▶ **Written instruction A**: According to the article on this spring's films, which two actors are each playing double roles?
▶ **Written instruction B**: Pick up the article on this spring's films after its final sentence and write the next part.

>> BEGIN Selected excerpt

Tom Cruise in Mission: Impossible – The Final Reckoning.
Tom Cruise in Mission: Impossible – The Final Reckoning.
Good and evil, love and hate – these are perennial themes of cinema. But this spring, the dualities seem sharper, at times with literal on-screen twinning. Robert De Niro (The Alto Knights) and Michael B Jordan (Sinners) are each playing double roles.
Then there’s the double helix of existence itself, threaded through the fabric of several upcoming movies: not just life and death, but undeath, if you will.
From ghosts and vampires to reincarnation and a sleeplike death - I’m looking at you, Snow White – the idea of something beyond the grave, or maybe between this world and the next, pops up again and again. Characters that take a licking and keep on ticking are there too, in Novocaine and Mission: Impossible – The Final Reckoning.
That last one is arguably the apotheosis of this idea. As hinted at in the film’s subtitle, and a line spoken by Tom Cruise’s character in the trailer – “I need you to trust me - one last time” – this could be the last hurrah for a franchise and a character that just won’t die.

>> END Selected excerpt
>> BEGIN Recorded information

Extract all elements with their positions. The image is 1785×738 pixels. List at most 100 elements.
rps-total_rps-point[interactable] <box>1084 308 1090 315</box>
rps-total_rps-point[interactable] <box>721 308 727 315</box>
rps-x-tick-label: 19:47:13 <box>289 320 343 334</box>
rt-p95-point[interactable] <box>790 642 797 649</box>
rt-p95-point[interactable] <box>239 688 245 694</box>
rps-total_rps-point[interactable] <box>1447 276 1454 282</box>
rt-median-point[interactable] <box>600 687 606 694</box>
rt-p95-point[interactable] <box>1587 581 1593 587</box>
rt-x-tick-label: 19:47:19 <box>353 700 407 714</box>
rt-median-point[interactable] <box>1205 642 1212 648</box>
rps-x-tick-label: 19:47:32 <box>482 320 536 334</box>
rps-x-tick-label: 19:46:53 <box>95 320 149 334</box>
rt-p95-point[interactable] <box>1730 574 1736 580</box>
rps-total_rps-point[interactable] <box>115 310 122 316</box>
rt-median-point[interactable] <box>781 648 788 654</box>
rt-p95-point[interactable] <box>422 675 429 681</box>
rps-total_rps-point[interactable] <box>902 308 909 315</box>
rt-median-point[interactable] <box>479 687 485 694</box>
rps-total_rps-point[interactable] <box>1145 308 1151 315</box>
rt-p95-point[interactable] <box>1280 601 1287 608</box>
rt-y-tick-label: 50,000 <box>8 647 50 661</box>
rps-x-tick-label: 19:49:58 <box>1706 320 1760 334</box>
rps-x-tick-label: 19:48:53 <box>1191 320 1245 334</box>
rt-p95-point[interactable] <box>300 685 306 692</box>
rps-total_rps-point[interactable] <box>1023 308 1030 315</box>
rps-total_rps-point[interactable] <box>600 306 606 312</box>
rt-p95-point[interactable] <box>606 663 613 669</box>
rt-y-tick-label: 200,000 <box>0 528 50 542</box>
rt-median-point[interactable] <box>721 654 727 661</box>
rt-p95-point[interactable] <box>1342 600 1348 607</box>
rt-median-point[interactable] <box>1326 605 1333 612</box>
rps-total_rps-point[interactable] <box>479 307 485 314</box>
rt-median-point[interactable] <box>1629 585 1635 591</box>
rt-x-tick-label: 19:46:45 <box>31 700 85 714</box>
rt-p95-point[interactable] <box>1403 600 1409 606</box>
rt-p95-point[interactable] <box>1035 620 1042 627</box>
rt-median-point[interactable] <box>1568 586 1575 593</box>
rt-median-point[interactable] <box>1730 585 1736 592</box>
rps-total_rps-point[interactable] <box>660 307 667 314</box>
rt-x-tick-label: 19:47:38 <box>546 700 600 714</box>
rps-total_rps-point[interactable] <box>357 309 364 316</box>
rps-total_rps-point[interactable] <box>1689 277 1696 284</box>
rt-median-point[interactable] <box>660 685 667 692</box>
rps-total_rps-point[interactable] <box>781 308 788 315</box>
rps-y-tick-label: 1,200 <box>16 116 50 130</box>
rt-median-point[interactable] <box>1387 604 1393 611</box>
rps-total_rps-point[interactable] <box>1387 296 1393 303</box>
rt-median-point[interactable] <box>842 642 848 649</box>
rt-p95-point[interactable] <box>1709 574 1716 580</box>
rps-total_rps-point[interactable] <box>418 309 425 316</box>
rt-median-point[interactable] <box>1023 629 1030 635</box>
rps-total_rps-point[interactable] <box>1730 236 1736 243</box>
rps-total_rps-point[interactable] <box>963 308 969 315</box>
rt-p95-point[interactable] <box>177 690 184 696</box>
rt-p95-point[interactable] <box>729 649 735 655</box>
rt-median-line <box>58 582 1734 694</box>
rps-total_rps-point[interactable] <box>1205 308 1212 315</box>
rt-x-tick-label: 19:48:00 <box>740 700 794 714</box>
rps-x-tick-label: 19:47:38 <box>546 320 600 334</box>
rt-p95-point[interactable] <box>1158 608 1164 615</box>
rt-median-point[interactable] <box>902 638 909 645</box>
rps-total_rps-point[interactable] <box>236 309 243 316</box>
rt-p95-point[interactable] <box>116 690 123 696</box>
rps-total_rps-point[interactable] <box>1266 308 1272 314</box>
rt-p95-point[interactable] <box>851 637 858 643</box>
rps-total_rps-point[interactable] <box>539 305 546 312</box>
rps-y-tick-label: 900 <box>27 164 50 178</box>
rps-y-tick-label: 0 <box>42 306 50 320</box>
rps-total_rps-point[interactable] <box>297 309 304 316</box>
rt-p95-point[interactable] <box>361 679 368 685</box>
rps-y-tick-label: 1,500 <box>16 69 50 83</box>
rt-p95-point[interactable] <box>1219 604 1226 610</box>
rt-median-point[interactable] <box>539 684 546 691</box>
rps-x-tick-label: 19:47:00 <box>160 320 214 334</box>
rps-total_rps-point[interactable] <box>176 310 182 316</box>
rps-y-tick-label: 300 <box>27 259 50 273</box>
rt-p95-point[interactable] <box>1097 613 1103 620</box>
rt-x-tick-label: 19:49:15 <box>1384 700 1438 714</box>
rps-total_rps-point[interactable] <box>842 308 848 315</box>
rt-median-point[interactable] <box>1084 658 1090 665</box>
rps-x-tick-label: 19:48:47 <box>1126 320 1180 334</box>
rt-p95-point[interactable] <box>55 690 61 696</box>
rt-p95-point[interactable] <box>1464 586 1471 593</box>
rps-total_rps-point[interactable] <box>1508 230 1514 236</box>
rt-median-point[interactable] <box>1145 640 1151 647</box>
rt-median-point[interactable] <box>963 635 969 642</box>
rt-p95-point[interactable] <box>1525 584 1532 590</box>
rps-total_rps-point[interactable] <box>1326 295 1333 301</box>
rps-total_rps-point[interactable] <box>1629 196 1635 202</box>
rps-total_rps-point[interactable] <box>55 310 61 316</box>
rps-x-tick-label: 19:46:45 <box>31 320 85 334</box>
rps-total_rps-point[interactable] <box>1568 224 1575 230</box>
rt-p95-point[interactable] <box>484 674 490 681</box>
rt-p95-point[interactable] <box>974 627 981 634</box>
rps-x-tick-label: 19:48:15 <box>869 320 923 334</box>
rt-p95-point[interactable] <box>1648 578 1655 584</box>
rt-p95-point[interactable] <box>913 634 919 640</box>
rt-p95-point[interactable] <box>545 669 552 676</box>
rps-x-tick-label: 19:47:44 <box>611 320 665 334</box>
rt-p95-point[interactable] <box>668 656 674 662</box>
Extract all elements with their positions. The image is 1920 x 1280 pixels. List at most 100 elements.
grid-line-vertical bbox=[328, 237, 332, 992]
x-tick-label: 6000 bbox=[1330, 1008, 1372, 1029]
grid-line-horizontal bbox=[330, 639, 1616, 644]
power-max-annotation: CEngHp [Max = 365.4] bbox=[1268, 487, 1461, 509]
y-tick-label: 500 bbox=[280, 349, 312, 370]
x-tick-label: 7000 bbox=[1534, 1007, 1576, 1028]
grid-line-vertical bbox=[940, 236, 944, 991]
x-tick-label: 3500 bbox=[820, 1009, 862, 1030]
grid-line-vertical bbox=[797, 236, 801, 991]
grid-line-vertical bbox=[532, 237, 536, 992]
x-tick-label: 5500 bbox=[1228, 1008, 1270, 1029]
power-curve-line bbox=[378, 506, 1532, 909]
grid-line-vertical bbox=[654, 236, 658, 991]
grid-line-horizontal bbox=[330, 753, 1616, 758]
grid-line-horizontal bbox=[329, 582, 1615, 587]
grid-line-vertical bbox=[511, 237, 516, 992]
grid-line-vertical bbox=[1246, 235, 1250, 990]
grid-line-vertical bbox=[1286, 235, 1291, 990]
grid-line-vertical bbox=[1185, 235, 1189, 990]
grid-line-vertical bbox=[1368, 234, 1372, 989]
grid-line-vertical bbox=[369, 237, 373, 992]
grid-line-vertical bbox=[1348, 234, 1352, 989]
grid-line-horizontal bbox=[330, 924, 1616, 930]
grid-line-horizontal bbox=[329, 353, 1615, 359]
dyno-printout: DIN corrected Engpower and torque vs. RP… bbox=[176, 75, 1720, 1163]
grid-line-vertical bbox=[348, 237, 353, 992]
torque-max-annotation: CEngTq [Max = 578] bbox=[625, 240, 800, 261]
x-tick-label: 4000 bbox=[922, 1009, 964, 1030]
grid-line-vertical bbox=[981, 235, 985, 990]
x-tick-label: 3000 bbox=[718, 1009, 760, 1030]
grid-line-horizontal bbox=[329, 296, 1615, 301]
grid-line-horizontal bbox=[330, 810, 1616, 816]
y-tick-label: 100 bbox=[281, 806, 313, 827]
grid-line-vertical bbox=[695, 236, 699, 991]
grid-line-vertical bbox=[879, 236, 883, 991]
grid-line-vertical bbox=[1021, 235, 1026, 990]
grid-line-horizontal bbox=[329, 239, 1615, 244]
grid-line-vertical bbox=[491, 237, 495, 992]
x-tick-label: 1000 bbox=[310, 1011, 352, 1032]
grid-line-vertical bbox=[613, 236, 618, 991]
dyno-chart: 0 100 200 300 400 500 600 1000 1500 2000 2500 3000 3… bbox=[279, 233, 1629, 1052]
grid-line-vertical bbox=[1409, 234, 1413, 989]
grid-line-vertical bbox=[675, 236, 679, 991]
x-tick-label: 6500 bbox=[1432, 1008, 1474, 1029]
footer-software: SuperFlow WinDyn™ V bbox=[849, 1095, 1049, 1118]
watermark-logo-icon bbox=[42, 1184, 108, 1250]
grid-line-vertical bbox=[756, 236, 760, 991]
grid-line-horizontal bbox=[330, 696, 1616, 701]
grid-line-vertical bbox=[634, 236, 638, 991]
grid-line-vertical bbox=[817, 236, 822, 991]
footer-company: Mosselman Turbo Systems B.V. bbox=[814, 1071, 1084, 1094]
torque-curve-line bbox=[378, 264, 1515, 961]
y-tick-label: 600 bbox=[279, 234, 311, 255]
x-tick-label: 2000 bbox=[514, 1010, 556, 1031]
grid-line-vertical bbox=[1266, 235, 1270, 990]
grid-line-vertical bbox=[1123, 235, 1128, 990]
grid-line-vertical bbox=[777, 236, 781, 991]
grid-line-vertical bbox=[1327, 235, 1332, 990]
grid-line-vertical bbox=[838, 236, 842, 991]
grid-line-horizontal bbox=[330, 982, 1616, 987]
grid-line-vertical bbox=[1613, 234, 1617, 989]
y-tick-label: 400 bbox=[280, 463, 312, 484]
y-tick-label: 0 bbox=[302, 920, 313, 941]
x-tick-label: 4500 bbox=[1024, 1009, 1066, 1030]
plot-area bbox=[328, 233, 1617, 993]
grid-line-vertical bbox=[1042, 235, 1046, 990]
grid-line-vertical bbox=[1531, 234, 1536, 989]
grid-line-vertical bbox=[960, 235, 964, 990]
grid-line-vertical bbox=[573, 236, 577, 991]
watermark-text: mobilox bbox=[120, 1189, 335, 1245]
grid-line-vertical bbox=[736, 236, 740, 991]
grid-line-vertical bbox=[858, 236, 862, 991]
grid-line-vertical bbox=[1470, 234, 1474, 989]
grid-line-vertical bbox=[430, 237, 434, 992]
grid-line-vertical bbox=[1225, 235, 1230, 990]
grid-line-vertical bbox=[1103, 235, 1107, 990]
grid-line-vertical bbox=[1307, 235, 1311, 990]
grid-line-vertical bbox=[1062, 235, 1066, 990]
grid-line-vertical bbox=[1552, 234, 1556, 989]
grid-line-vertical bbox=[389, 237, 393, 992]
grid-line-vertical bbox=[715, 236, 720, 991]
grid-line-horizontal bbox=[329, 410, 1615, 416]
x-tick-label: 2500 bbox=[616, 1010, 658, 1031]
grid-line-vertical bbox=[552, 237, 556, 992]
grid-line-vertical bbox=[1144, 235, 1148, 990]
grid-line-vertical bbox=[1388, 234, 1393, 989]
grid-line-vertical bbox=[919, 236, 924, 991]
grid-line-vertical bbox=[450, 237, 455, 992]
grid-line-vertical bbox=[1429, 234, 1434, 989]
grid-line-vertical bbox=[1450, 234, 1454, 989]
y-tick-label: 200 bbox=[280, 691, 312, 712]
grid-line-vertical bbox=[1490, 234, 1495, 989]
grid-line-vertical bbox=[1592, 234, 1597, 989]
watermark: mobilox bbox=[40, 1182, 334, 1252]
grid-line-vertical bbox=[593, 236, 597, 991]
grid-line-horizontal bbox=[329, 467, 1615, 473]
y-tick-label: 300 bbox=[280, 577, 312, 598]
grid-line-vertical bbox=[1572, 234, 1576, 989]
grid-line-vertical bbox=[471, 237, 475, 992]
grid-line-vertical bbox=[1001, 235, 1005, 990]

>> END Recorded information

▶ **Reply A**: Robert De Niro in The Alto Knights and Michael B Jordan in Sinners.

▶ **Reply B**:
Sonequa Martin-Green plays an Afghanistan war veteran whose grief over the death of a platoon mate (Natalie Morales) is made palpable by her late friend’s haunting presence. The feature directorial debut of Kyle Hausmann-Stokes, the dark dramedy was inspired by the film-maker’s own experience of loss while serving as a paratrooper in Iraq. Also with Morgan Freeman and Ed Harris.
Mickey 17
Parasite writer-director Bong Joon-ho adapts a 2022 sci-fi novel by Edward Ashton about Mickey Barnes (Robert Pattinson), a space colonist whose high-risk job as an “expendable” causes him to experience his own gruesome death, over and over again. After each demise, a fresh copy of Mickey’s body is 3D-printed, with all his memories intact until, by mistake, two versions of him unwittingly come face-to-face with each other.
Fresh off their ghost story Presence, film-maker Steven Soderbergh and writer David Koepp return to the tone they set with 2022’s cyber-thriller Kimi. The new film revolves around married American spooks (Michael Fassbender and Cate Blanchett) who become cat and mouse when the wife is suspected of betraying the nation, with potentially violent consequences, and her husband is assigned to terminate her rogue mission.
Novocaine
Jack Quaid (The Boys) plays Nathan Caine, an average Joe with a congenital insensitivity to pain (yes, it’s a real thing). When his girlfriend (Amber Midthunder) is taken hostage, Nathan attempts to take on the bad guys himself. That and a quippy screenplay positions him in superhero territory. Hellooo, Deadpool.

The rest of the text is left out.